* Task objective:
Return all of the data exactly as given.

* Supplied records:
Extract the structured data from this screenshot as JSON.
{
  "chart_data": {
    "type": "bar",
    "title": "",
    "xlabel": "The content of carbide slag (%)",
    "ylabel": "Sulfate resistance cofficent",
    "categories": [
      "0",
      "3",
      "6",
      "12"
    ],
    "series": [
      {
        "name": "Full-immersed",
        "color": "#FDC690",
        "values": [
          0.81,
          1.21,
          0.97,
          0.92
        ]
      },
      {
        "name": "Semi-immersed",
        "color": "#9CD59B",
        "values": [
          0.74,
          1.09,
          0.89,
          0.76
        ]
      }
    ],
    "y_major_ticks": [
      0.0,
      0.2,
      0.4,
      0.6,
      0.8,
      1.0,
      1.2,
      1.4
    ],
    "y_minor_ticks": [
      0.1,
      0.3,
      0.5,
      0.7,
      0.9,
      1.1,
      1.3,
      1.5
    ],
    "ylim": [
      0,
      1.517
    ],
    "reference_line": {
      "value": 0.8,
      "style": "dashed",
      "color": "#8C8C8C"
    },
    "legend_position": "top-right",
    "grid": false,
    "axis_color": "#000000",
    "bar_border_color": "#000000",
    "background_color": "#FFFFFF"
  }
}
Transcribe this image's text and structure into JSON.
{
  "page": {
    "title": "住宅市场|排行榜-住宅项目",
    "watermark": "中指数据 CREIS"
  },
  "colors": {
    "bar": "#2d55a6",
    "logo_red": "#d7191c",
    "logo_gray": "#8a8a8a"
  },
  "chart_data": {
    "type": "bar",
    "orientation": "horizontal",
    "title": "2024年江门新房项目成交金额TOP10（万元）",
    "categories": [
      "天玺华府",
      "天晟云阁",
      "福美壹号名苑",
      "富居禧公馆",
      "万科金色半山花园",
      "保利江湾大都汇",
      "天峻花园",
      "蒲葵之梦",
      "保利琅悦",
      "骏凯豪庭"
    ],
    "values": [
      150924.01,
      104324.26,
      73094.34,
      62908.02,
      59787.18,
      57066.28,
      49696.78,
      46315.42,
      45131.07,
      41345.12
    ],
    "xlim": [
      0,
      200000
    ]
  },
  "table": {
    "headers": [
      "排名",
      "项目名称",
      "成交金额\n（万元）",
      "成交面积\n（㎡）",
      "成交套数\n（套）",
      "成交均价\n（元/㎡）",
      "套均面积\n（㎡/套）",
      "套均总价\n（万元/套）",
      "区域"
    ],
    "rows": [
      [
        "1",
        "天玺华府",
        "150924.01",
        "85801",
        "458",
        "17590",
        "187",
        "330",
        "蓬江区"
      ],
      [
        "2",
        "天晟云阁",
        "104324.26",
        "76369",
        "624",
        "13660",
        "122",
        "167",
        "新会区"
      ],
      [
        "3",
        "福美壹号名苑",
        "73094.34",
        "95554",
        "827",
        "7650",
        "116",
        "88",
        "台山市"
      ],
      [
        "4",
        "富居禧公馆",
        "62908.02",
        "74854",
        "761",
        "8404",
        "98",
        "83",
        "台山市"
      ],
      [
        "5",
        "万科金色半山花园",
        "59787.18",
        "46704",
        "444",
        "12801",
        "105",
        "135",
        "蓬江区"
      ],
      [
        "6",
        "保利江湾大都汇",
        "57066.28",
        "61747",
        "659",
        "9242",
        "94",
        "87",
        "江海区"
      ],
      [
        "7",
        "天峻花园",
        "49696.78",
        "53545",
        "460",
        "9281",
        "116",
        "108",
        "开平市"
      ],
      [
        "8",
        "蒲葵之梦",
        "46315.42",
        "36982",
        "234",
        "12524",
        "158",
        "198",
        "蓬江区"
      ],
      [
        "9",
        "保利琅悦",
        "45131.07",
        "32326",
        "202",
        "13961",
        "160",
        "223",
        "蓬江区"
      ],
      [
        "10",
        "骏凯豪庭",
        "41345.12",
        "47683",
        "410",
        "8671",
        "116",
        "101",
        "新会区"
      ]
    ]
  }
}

* Output for this exercise:
Extract the structured data from this screenshot as JSON.
{
  "chart_data": {
    "type": "bar",
    "title": "",
    "xlabel": "The content of carbide slag (%)",
    "ylabel": "Sulfate resistance cofficent",
    "categories": [
      "0",
      "3",
      "6",
      "12"
    ],
    "series": [
      {
        "name": "Full-immersed",
        "color": "#FDC690",
        "values": [
          0.81,
          1.21,
          0.97,
          0.92
        ]
      },
      {
        "name": "Semi-immersed",
        "color": "#9CD59B",
        "values": [
          0.74,
          1.09,
          0.89,
          0.76
        ]
      }
    ],
    "y_major_ticks": [
      0.0,
      0.2,
      0.4,
      0.6,
      0.8,
      1.0,
      1.2,
      1.4
    ],
    "y_minor_ticks": [
      0.1,
      0.3,
      0.5,
      0.7,
      0.9,
      1.1,
      1.3,
      1.5
    ],
    "ylim": [
      0,
      1.517
    ],
    "reference_line": {
      "value": 0.8,
      "style": "dashed",
      "color": "#8C8C8C"
    },
    "legend_position": "top-right",
    "grid": false,
    "axis_color": "#000000",
    "bar_border_color": "#000000",
    "background_color": "#FFFFFF"
  }
}
Transcribe this image's text and structure into JSON.
{
  "page": {
    "title": "住宅市场|排行榜-住宅项目",
    "watermark": "中指数据 CREIS"
  },
  "colors": {
    "bar": "#2d55a6",
    "logo_red": "#d7191c",
    "logo_gray": "#8a8a8a"
  },
  "chart_data": {
    "type": "bar",
    "orientation": "horizontal",
    "title": "2024年江门新房项目成交金额TOP10（万元）",
    "categories": [
      "天玺华府",
      "天晟云阁",
      "福美壹号名苑",
      "富居禧公馆",
      "万科金色半山花园",
      "保利江湾大都汇",
      "天峻花园",
      "蒲葵之梦",
      "保利琅悦",
      "骏凯豪庭"
    ],
    "values": [
      150924.01,
      104324.26,
      73094.34,
      62908.02,
      59787.18,
      57066.28,
      49696.78,
      46315.42,
      45131.07,
      41345.12
    ],
    "xlim": [
      0,
      200000
    ]
  },
  "table": {
    "headers": [
      "排名",
      "项目名称",
      "成交金额\n（万元）",
      "成交面积\n（㎡）",
      "成交套数\n（套）",
      "成交均价\n（元/㎡）",
      "套均面积\n（㎡/套）",
      "套均总价\n（万元/套）",
      "区域"
    ],
    "rows": [
      [
        "1",
        "天玺华府",
        "150924.01",
        "85801",
        "458",
        "17590",
        "187",
        "330",
        "蓬江区"
      ],
      [
        "2",
        "天晟云阁",
        "104324.26",
        "76369",
        "624",
        "13660",
        "122",
        "167",
        "新会区"
      ],
      [
        "3",
        "福美壹号名苑",
        "73094.34",
        "95554",
        "827",
        "7650",
        "116",
        "88",
        "台山市"
      ],
      [
        "4",
        "富居禧公馆",
        "62908.02",
        "74854",
        "761",
        "8404",
        "98",
        "83",
        "台山市"
      ],
      [
        "5",
        "万科金色半山花园",
        "59787.18",
        "46704",
        "444",
        "12801",
        "105",
        "135",
        "蓬江区"
      ],
      [
        "6",
        "保利江湾大都汇",
        "57066.28",
        "61747",
        "659",
        "9242",
        "94",
        "87",
        "江海区"
      ],
      [
        "7",
        "天峻花园",
        "49696.78",
        "53545",
        "460",
        "9281",
        "116",
        "108",
        "开平市"
      ],
      [
        "8",
        "蒲葵之梦",
        "46315.42",
        "36982",
        "234",
        "12524",
        "158",
        "198",
        "蓬江区"
      ],
      [
        "9",
        "保利琅悦",
        "45131.07",
        "32326",
        "202",
        "13961",
        "160",
        "223",
        "蓬江区"
      ],
      [
        "10",
        "骏凯豪庭",
        "41345.12",
        "47683",
        "410",
        "8671",
        "116",
        "101",
        "新会区"
      ]
    ]
  }
}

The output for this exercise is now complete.